(Extracted records)
= = =

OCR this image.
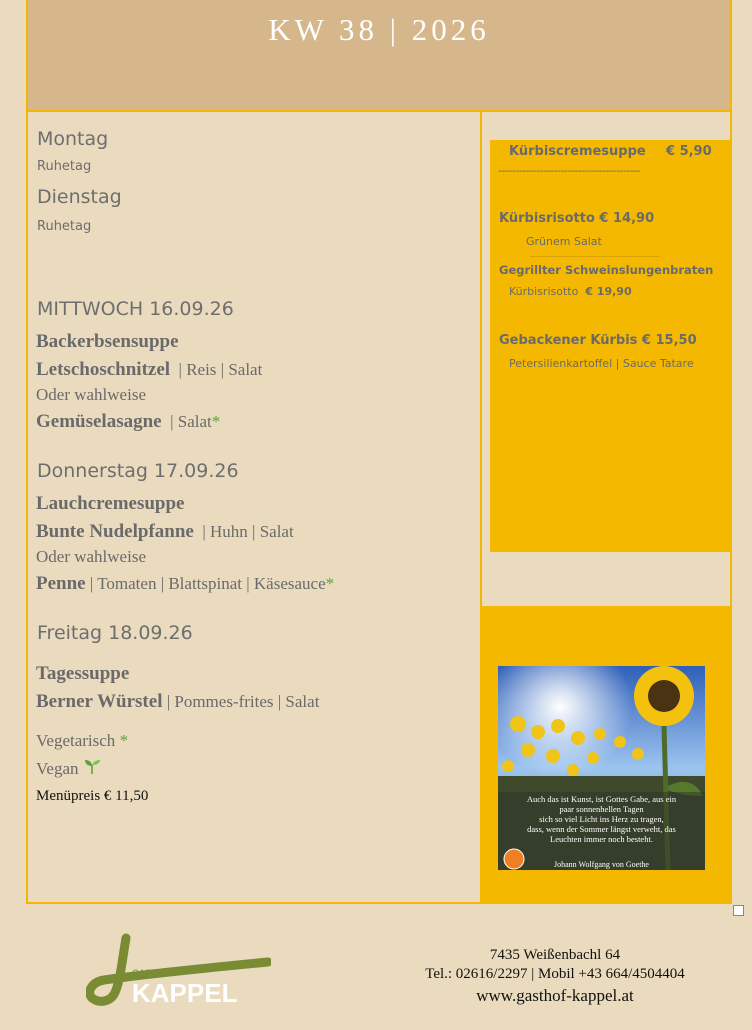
KW 38 | 2026
Montag
Ruhetag
Dienstag
Ruhetag
MITTWOCH 16.09.26
Backerbsensuppe
Letschoschnitzel | Reis | Salat
Oder wahlweise
Gemüselasagne | Salat*
Donnerstag 17.09.26
Lauchcremesuppe
Bunte Nudelpfanne | Huhn | Salat
Oder wahlweise
Penne | Tomaten | Blattspinat | Käsesauce*
Freitag 18.09.26
Tagessuppe
Berner Würstel | Pommes-frites | Salat
Vegetarisch *
Vegan
Menüpreis € 11,50
Kürbiscremesuppe € 5,90
-----------------------------------------
Kürbisrisotto € 14,90
Grünem Salat
Gegrillter Schweinslungenbraten
Kürbisrisotto € 19,90
Gebackener Kürbis € 15,50
Petersilienkartoffel | Sauce Tatare
Auch das ist Kunst, ist Gottes Gabe, aus ein
paar sonnenhellen Tagen
sich so viel Licht ins Herz zu tragen,
dass, wenn der Sommer längst verweht, das
Leuchten immer noch besteht.
Johann Wolfgang von Goethe
GASTHOF
KAPPEL
7435 Weißenbachl 64
Tel.: 02616/2297 | Mobil +43 664/4504404
www.gasthof-kappel.at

= = =

▸ **EXERCISE**
Exactly reproduce each record, leaving out any pictures.

▸ **WRITTEN SOLUTION**
OCR this image.
KW 38 | 2026
Montag
Ruhetag
Dienstag
Ruhetag
MITTWOCH 16.09.26
Backerbsensuppe
Letschoschnitzel | Reis | Salat
Oder wahlweise
Gemüselasagne | Salat*
Donnerstag 17.09.26
Lauchcremesuppe
Bunte Nudelpfanne | Huhn | Salat
Oder wahlweise
Penne | Tomaten | Blattspinat | Käsesauce*
Freitag 18.09.26
Tagessuppe
Berner Würstel | Pommes-frites | Salat
Vegetarisch *
Vegan
Menüpreis € 11,50
Kürbiscremesuppe € 5,90
-----------------------------------------
Kürbisrisotto € 14,90
Grünem Salat
Gegrillter Schweinslungenbraten
Kürbisrisotto € 19,90
Gebackener Kürbis € 15,50
Petersilienkartoffel | Sauce Tatare
Auch das ist Kunst, ist Gottes Gabe, aus ein
paar sonnenhellen Tagen
sich so viel Licht ins Herz zu tragen,
dass, wenn der Sommer längst verweht, das
Leuchten immer noch besteht.
Johann Wolfgang von Goethe
GASTHOF
KAPPEL
7435 Weißenbachl 64
Tel.: 02616/2297 | Mobil +43 664/4504404
www.gasthof-kappel.at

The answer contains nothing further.